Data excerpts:
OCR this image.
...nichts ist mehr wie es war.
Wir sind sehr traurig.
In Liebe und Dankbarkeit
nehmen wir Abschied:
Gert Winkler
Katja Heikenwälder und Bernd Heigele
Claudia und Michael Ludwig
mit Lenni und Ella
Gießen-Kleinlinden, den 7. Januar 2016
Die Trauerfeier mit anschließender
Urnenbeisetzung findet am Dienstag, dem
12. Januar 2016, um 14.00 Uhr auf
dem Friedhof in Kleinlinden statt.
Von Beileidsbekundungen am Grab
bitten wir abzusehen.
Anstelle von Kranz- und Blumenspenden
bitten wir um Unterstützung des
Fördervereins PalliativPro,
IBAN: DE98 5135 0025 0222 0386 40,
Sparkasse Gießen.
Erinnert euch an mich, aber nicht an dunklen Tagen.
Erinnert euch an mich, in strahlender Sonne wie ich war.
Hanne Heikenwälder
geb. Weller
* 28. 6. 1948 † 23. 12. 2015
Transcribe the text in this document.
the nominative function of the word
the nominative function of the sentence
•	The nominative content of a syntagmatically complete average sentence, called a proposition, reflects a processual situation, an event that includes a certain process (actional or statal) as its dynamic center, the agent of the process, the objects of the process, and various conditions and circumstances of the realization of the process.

▶ [Your instructions]: Sift the material for lines with the string "bitten". Copy each one found.

▶ [Task answer]:
bitten wir abzusehen.
bitten wir um Unterstützung des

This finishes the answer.